**EXERCISE:** Copy all lines below exactly as written. Leave pictures out.

**PROVIDED INFORMATION:**
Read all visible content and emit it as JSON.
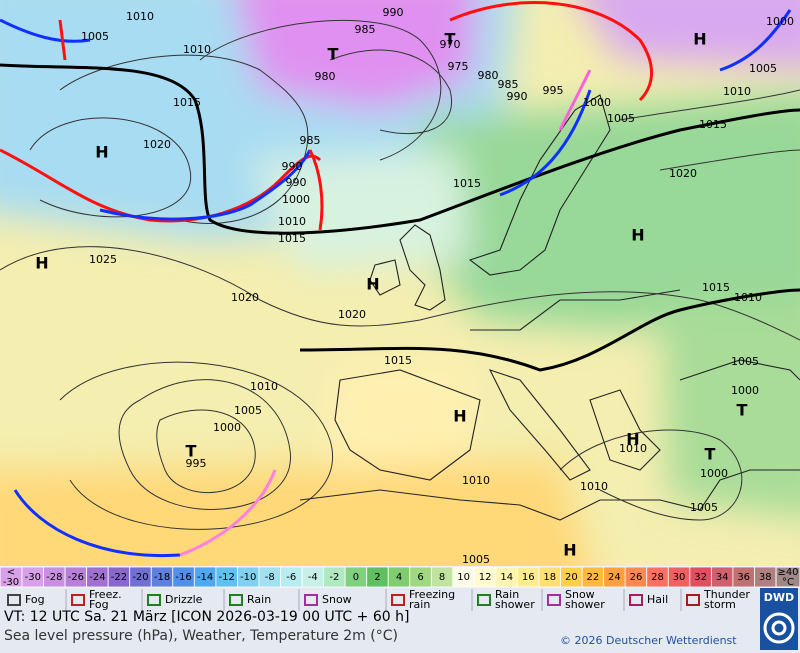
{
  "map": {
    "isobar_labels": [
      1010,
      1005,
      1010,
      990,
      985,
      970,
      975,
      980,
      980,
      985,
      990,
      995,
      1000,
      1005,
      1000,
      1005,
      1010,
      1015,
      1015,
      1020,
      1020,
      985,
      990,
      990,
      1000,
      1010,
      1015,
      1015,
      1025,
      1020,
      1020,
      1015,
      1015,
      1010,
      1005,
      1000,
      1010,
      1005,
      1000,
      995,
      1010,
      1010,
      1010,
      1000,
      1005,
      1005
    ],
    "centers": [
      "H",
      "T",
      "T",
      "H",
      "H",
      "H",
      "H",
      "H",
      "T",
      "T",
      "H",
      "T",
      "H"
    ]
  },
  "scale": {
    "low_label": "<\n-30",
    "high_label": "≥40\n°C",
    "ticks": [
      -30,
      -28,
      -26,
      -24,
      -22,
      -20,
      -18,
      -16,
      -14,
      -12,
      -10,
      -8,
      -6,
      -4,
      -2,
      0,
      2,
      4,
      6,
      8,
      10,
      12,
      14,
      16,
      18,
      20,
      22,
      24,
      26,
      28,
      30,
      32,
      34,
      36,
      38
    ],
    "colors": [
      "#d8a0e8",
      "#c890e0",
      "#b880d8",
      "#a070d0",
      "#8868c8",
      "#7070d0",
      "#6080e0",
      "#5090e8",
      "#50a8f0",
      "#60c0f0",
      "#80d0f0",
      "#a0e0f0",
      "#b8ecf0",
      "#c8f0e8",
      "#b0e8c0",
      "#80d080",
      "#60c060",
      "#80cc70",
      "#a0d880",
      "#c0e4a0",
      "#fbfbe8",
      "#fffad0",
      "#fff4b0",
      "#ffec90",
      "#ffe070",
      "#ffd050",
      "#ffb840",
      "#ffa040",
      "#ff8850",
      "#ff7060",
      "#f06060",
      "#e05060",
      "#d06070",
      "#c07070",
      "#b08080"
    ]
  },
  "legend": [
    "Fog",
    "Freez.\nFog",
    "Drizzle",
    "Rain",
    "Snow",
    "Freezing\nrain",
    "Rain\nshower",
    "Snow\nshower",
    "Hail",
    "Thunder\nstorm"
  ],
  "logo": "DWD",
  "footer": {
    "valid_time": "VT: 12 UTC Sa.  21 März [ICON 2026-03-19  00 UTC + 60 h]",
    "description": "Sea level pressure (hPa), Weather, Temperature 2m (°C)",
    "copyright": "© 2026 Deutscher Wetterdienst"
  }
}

**RESULT OF THE TASK:**
Read all visible content and emit it as JSON.
{
  "map": {
    "isobar_labels": [
      1010,
      1005,
      1010,
      990,
      985,
      970,
      975,
      980,
      980,
      985,
      990,
      995,
      1000,
      1005,
      1000,
      1005,
      1010,
      1015,
      1015,
      1020,
      1020,
      985,
      990,
      990,
      1000,
      1010,
      1015,
      1015,
      1025,
      1020,
      1020,
      1015,
      1015,
      1010,
      1005,
      1000,
      1010,
      1005,
      1000,
      995,
      1010,
      1010,
      1010,
      1000,
      1005,
      1005
    ],
    "centers": [
      "H",
      "T",
      "T",
      "H",
      "H",
      "H",
      "H",
      "H",
      "T",
      "T",
      "H",
      "T",
      "H"
    ]
  },
  "scale": {
    "low_label": "<\n-30",
    "high_label": "≥40\n°C",
    "ticks": [
      -30,
      -28,
      -26,
      -24,
      -22,
      -20,
      -18,
      -16,
      -14,
      -12,
      -10,
      -8,
      -6,
      -4,
      -2,
      0,
      2,
      4,
      6,
      8,
      10,
      12,
      14,
      16,
      18,
      20,
      22,
      24,
      26,
      28,
      30,
      32,
      34,
      36,
      38
    ],
    "colors": [
      "#d8a0e8",
      "#c890e0",
      "#b880d8",
      "#a070d0",
      "#8868c8",
      "#7070d0",
      "#6080e0",
      "#5090e8",
      "#50a8f0",
      "#60c0f0",
      "#80d0f0",
      "#a0e0f0",
      "#b8ecf0",
      "#c8f0e8",
      "#b0e8c0",
      "#80d080",
      "#60c060",
      "#80cc70",
      "#a0d880",
      "#c0e4a0",
      "#fbfbe8",
      "#fffad0",
      "#fff4b0",
      "#ffec90",
      "#ffe070",
      "#ffd050",
      "#ffb840",
      "#ffa040",
      "#ff8850",
      "#ff7060",
      "#f06060",
      "#e05060",
      "#d06070",
      "#c07070",
      "#b08080"
    ]
  },
  "legend": [
    "Fog",
    "Freez.\nFog",
    "Drizzle",
    "Rain",
    "Snow",
    "Freezing\nrain",
    "Rain\nshower",
    "Snow\nshower",
    "Hail",
    "Thunder\nstorm"
  ],
  "logo": "DWD",
  "footer": {
    "valid_time": "VT: 12 UTC Sa.  21 März [ICON 2026-03-19  00 UTC + 60 h]",
    "description": "Sea level pressure (hPa), Weather, Temperature 2m (°C)",
    "copyright": "© 2026 Deutscher Wetterdienst"
  }
}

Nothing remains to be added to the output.